Job: Write out the entries below once more, exactly.

The input:
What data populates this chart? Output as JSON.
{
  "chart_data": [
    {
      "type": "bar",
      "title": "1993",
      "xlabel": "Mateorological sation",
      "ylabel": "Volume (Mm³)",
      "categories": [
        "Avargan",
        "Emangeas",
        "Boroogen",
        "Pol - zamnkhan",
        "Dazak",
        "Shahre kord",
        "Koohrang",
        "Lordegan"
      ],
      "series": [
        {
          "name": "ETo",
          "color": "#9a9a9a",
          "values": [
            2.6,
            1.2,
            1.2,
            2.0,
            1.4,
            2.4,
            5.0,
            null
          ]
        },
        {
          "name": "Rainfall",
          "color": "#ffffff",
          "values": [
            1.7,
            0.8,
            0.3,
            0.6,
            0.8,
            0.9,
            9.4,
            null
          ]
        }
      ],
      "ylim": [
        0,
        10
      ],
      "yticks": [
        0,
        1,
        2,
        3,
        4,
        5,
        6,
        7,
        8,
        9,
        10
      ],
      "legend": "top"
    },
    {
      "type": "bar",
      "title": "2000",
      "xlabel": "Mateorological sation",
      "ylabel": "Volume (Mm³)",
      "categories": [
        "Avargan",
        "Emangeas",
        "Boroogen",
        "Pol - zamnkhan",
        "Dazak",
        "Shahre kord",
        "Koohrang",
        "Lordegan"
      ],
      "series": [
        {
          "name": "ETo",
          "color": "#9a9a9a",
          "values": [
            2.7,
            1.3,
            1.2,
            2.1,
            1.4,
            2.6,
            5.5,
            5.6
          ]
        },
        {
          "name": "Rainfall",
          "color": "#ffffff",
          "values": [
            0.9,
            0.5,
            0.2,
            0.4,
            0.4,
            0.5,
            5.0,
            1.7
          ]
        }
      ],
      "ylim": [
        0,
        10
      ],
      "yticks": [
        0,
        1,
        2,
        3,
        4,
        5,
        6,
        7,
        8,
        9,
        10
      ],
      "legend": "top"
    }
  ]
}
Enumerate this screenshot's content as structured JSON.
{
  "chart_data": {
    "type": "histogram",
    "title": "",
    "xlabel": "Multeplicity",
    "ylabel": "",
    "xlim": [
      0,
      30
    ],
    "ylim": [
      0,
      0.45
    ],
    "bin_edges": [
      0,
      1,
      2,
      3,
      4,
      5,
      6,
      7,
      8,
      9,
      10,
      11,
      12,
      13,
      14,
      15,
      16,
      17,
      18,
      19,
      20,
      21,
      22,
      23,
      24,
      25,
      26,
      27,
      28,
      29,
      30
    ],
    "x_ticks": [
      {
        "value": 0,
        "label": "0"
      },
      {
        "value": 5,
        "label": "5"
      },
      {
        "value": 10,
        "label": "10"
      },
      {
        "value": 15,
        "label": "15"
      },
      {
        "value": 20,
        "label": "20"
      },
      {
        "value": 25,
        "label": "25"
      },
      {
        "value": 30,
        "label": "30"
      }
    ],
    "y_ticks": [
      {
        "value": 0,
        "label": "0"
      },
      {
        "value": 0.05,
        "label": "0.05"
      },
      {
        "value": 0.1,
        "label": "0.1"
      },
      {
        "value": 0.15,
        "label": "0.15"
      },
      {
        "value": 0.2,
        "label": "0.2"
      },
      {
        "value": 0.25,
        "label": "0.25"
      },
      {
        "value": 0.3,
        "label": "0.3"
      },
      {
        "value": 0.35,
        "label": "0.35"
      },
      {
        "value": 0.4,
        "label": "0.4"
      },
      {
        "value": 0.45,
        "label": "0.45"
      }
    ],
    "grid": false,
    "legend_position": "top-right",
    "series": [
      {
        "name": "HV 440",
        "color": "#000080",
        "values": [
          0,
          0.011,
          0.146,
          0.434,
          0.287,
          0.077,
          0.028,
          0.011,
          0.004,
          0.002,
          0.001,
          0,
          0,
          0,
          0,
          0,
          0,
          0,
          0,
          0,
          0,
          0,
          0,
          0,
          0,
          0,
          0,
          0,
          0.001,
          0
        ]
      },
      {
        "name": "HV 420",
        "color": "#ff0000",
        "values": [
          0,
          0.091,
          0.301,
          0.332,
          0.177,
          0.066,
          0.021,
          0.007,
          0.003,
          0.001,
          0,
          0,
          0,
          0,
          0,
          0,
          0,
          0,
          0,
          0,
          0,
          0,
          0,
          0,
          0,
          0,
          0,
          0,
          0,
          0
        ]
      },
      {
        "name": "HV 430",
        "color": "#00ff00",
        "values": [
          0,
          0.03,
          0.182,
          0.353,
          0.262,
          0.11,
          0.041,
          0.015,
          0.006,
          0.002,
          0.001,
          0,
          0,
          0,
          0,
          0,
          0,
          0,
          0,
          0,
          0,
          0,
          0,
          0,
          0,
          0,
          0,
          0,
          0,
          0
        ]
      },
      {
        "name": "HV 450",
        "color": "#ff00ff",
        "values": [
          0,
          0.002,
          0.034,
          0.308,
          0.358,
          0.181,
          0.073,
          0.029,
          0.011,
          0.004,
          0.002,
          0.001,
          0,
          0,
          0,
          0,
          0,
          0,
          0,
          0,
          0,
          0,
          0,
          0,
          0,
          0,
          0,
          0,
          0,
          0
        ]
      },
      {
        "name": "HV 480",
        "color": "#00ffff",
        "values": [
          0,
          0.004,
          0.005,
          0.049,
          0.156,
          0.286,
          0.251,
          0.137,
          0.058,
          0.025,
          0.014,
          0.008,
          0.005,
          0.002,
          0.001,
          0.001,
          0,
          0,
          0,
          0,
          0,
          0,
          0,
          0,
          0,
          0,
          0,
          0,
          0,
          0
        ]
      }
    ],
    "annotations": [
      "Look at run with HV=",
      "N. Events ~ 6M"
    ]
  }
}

Solution:
What data populates this chart? Output as JSON.
{
  "chart_data": [
    {
      "type": "bar",
      "title": "1993",
      "xlabel": "Mateorological sation",
      "ylabel": "Volume (Mm³)",
      "categories": [
        "Avargan",
        "Emangeas",
        "Boroogen",
        "Pol - zamnkhan",
        "Dazak",
        "Shahre kord",
        "Koohrang",
        "Lordegan"
      ],
      "series": [
        {
          "name": "ETo",
          "color": "#9a9a9a",
          "values": [
            2.6,
            1.2,
            1.2,
            2.0,
            1.4,
            2.4,
            5.0,
            null
          ]
        },
        {
          "name": "Rainfall",
          "color": "#ffffff",
          "values": [
            1.7,
            0.8,
            0.3,
            0.6,
            0.8,
            0.9,
            9.4,
            null
          ]
        }
      ],
      "ylim": [
        0,
        10
      ],
      "yticks": [
        0,
        1,
        2,
        3,
        4,
        5,
        6,
        7,
        8,
        9,
        10
      ],
      "legend": "top"
    },
    {
      "type": "bar",
      "title": "2000",
      "xlabel": "Mateorological sation",
      "ylabel": "Volume (Mm³)",
      "categories": [
        "Avargan",
        "Emangeas",
        "Boroogen",
        "Pol - zamnkhan",
        "Dazak",
        "Shahre kord",
        "Koohrang",
        "Lordegan"
      ],
      "series": [
        {
          "name": "ETo",
          "color": "#9a9a9a",
          "values": [
            2.7,
            1.3,
            1.2,
            2.1,
            1.4,
            2.6,
            5.5,
            5.6
          ]
        },
        {
          "name": "Rainfall",
          "color": "#ffffff",
          "values": [
            0.9,
            0.5,
            0.2,
            0.4,
            0.4,
            0.5,
            5.0,
            1.7
          ]
        }
      ],
      "ylim": [
        0,
        10
      ],
      "yticks": [
        0,
        1,
        2,
        3,
        4,
        5,
        6,
        7,
        8,
        9,
        10
      ],
      "legend": "top"
    }
  ]
}
Enumerate this screenshot's content as structured JSON.
{
  "chart_data": {
    "type": "histogram",
    "title": "",
    "xlabel": "Multeplicity",
    "ylabel": "",
    "xlim": [
      0,
      30
    ],
    "ylim": [
      0,
      0.45
    ],
    "bin_edges": [
      0,
      1,
      2,
      3,
      4,
      5,
      6,
      7,
      8,
      9,
      10,
      11,
      12,
      13,
      14,
      15,
      16,
      17,
      18,
      19,
      20,
      21,
      22,
      23,
      24,
      25,
      26,
      27,
      28,
      29,
      30
    ],
    "x_ticks": [
      {
        "value": 0,
        "label": "0"
      },
      {
        "value": 5,
        "label": "5"
      },
      {
        "value": 10,
        "label": "10"
      },
      {
        "value": 15,
        "label": "15"
      },
      {
        "value": 20,
        "label": "20"
      },
      {
        "value": 25,
        "label": "25"
      },
      {
        "value": 30,
        "label": "30"
      }
    ],
    "y_ticks": [
      {
        "value": 0,
        "label": "0"
      },
      {
        "value": 0.05,
        "label": "0.05"
      },
      {
        "value": 0.1,
        "label": "0.1"
      },
      {
        "value": 0.15,
        "label": "0.15"
      },
      {
        "value": 0.2,
        "label": "0.2"
      },
      {
        "value": 0.25,
        "label": "0.25"
      },
      {
        "value": 0.3,
        "label": "0.3"
      },
      {
        "value": 0.35,
        "label": "0.35"
      },
      {
        "value": 0.4,
        "label": "0.4"
      },
      {
        "value": 0.45,
        "label": "0.45"
      }
    ],
    "grid": false,
    "legend_position": "top-right",
    "series": [
      {
        "name": "HV 440",
        "color": "#000080",
        "values": [
          0,
          0.011,
          0.146,
          0.434,
          0.287,
          0.077,
          0.028,
          0.011,
          0.004,
          0.002,
          0.001,
          0,
          0,
          0,
          0,
          0,
          0,
          0,
          0,
          0,
          0,
          0,
          0,
          0,
          0,
          0,
          0,
          0,
          0.001,
          0
        ]
      },
      {
        "name": "HV 420",
        "color": "#ff0000",
        "values": [
          0,
          0.091,
          0.301,
          0.332,
          0.177,
          0.066,
          0.021,
          0.007,
          0.003,
          0.001,
          0,
          0,
          0,
          0,
          0,
          0,
          0,
          0,
          0,
          0,
          0,
          0,
          0,
          0,
          0,
          0,
          0,
          0,
          0,
          0
        ]
      },
      {
        "name": "HV 430",
        "color": "#00ff00",
        "values": [
          0,
          0.03,
          0.182,
          0.353,
          0.262,
          0.11,
          0.041,
          0.015,
          0.006,
          0.002,
          0.001,
          0,
          0,
          0,
          0,
          0,
          0,
          0,
          0,
          0,
          0,
          0,
          0,
          0,
          0,
          0,
          0,
          0,
          0,
          0
        ]
      },
      {
        "name": "HV 450",
        "color": "#ff00ff",
        "values": [
          0,
          0.002,
          0.034,
          0.308,
          0.358,
          0.181,
          0.073,
          0.029,
          0.011,
          0.004,
          0.002,
          0.001,
          0,
          0,
          0,
          0,
          0,
          0,
          0,
          0,
          0,
          0,
          0,
          0,
          0,
          0,
          0,
          0,
          0,
          0
        ]
      },
      {
        "name": "HV 480",
        "color": "#00ffff",
        "values": [
          0,
          0.004,
          0.005,
          0.049,
          0.156,
          0.286,
          0.251,
          0.137,
          0.058,
          0.025,
          0.014,
          0.008,
          0.005,
          0.002,
          0.001,
          0.001,
          0,
          0,
          0,
          0,
          0,
          0,
          0,
          0,
          0,
          0,
          0,
          0,
          0,
          0
        ]
      }
    ],
    "annotations": [
      "Look at run with HV=",
      "N. Events ~ 6M"
    ]
  }
}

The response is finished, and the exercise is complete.